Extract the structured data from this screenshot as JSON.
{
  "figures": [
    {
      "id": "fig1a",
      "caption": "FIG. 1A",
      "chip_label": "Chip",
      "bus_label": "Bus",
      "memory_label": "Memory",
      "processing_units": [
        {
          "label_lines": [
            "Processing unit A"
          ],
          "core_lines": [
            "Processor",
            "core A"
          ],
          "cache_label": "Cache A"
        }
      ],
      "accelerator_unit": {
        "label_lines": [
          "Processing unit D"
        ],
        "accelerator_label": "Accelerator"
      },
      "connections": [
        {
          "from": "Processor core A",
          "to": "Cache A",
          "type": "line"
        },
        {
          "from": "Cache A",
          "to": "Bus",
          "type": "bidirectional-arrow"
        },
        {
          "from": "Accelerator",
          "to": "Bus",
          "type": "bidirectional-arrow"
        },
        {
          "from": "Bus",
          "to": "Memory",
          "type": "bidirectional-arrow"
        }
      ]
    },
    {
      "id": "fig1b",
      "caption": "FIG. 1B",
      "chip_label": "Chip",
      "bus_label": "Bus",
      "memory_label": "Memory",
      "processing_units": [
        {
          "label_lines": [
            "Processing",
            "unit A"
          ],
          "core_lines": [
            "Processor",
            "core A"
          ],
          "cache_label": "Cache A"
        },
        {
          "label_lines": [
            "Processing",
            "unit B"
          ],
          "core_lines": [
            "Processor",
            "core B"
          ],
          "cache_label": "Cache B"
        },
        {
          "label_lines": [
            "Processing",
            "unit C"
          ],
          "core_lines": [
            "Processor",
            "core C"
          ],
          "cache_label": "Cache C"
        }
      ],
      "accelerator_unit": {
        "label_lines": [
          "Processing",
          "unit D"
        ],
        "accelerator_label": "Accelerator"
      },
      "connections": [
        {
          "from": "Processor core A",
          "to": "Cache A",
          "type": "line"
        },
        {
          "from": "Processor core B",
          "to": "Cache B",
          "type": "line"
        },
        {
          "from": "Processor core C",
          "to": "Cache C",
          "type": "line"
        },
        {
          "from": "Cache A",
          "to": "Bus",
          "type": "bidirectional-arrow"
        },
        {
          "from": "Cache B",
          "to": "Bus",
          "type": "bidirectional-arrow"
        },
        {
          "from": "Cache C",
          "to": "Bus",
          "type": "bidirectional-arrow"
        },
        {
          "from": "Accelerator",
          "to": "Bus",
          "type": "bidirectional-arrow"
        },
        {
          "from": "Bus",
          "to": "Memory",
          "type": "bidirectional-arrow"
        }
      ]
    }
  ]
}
□ □ □ □ □ □ □
**SET TASK**
Each entry must be reproduced verbatim.

**TASK ANSWER**
Extract the structured data from this screenshot as JSON.
{
  "figures": [
    {
      "id": "fig1a",
      "caption": "FIG. 1A",
      "chip_label": "Chip",
      "bus_label": "Bus",
      "memory_label": "Memory",
      "processing_units": [
        {
          "label_lines": [
            "Processing unit A"
          ],
          "core_lines": [
            "Processor",
            "core A"
          ],
          "cache_label": "Cache A"
        }
      ],
      "accelerator_unit": {
        "label_lines": [
          "Processing unit D"
        ],
        "accelerator_label": "Accelerator"
      },
      "connections": [
        {
          "from": "Processor core A",
          "to": "Cache A",
          "type": "line"
        },
        {
          "from": "Cache A",
          "to": "Bus",
          "type": "bidirectional-arrow"
        },
        {
          "from": "Accelerator",
          "to": "Bus",
          "type": "bidirectional-arrow"
        },
        {
          "from": "Bus",
          "to": "Memory",
          "type": "bidirectional-arrow"
        }
      ]
    },
    {
      "id": "fig1b",
      "caption": "FIG. 1B",
      "chip_label": "Chip",
      "bus_label": "Bus",
      "memory_label": "Memory",
      "processing_units": [
        {
          "label_lines": [
            "Processing",
            "unit A"
          ],
          "core_lines": [
            "Processor",
            "core A"
          ],
          "cache_label": "Cache A"
        },
        {
          "label_lines": [
            "Processing",
            "unit B"
          ],
          "core_lines": [
            "Processor",
            "core B"
          ],
          "cache_label": "Cache B"
        },
        {
          "label_lines": [
            "Processing",
            "unit C"
          ],
          "core_lines": [
            "Processor",
            "core C"
          ],
          "cache_label": "Cache C"
        }
      ],
      "accelerator_unit": {
        "label_lines": [
          "Processing",
          "unit D"
        ],
        "accelerator_label": "Accelerator"
      },
      "connections": [
        {
          "from": "Processor core A",
          "to": "Cache A",
          "type": "line"
        },
        {
          "from": "Processor core B",
          "to": "Cache B",
          "type": "line"
        },
        {
          "from": "Processor core C",
          "to": "Cache C",
          "type": "line"
        },
        {
          "from": "Cache A",
          "to": "Bus",
          "type": "bidirectional-arrow"
        },
        {
          "from": "Cache B",
          "to": "Bus",
          "type": "bidirectional-arrow"
        },
        {
          "from": "Cache C",
          "to": "Bus",
          "type": "bidirectional-arrow"
        },
        {
          "from": "Accelerator",
          "to": "Bus",
          "type": "bidirectional-arrow"
        },
        {
          "from": "Bus",
          "to": "Memory",
          "type": "bidirectional-arrow"
        }
      ]
    }
  ]
}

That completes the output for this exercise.